> STORED DATA:

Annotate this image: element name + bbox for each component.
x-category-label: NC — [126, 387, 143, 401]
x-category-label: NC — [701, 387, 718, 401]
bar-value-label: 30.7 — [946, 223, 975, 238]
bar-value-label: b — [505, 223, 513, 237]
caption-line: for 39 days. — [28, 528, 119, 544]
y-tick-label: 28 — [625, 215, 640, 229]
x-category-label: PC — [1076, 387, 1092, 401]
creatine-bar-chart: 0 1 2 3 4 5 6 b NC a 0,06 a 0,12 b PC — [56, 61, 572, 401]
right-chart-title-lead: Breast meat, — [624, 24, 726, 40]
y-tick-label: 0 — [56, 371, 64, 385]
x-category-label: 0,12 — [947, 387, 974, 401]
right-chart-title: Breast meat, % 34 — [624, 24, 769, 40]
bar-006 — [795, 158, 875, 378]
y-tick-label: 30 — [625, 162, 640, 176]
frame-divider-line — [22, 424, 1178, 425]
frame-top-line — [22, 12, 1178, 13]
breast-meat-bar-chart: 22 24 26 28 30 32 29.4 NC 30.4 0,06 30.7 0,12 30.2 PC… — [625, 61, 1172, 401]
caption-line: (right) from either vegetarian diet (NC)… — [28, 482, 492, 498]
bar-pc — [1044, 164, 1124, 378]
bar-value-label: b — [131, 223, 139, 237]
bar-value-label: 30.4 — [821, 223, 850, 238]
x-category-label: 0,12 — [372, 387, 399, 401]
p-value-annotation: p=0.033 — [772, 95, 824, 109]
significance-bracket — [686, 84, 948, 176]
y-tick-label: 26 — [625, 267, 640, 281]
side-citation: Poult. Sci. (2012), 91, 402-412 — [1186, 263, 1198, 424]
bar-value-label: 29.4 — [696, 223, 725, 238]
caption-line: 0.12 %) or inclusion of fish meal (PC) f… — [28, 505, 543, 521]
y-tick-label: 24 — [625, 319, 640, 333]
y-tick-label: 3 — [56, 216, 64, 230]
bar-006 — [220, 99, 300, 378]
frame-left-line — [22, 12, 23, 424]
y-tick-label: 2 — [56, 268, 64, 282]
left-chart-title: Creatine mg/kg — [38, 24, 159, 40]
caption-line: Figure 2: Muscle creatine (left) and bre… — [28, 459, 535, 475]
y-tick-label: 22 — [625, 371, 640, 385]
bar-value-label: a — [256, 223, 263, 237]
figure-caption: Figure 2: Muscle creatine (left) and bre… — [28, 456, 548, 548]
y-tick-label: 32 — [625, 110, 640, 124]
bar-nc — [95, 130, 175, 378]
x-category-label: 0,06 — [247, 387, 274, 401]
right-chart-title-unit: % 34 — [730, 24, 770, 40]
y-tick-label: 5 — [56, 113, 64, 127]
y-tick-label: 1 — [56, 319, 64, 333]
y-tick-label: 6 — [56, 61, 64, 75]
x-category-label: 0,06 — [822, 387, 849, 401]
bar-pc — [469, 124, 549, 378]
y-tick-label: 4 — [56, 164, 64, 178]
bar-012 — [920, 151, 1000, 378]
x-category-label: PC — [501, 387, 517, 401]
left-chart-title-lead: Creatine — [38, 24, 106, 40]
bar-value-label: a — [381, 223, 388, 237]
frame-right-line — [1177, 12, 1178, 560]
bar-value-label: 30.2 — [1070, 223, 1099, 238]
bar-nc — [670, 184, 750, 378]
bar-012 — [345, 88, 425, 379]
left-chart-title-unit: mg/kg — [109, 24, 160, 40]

> YOUR GOAL:
Retype, with no changes, the lines above from the first one through the line containing "y-tick-label: 28 — [625, 215, 640, 229]", including both ends.

> COMPLETE OUTPUT:
Annotate this image: element name + bbox for each component.
x-category-label: NC — [126, 387, 143, 401]
x-category-label: NC — [701, 387, 718, 401]
bar-value-label: 30.7 — [946, 223, 975, 238]
bar-value-label: b — [505, 223, 513, 237]
caption-line: for 39 days. — [28, 528, 119, 544]
y-tick-label: 28 — [625, 215, 640, 229]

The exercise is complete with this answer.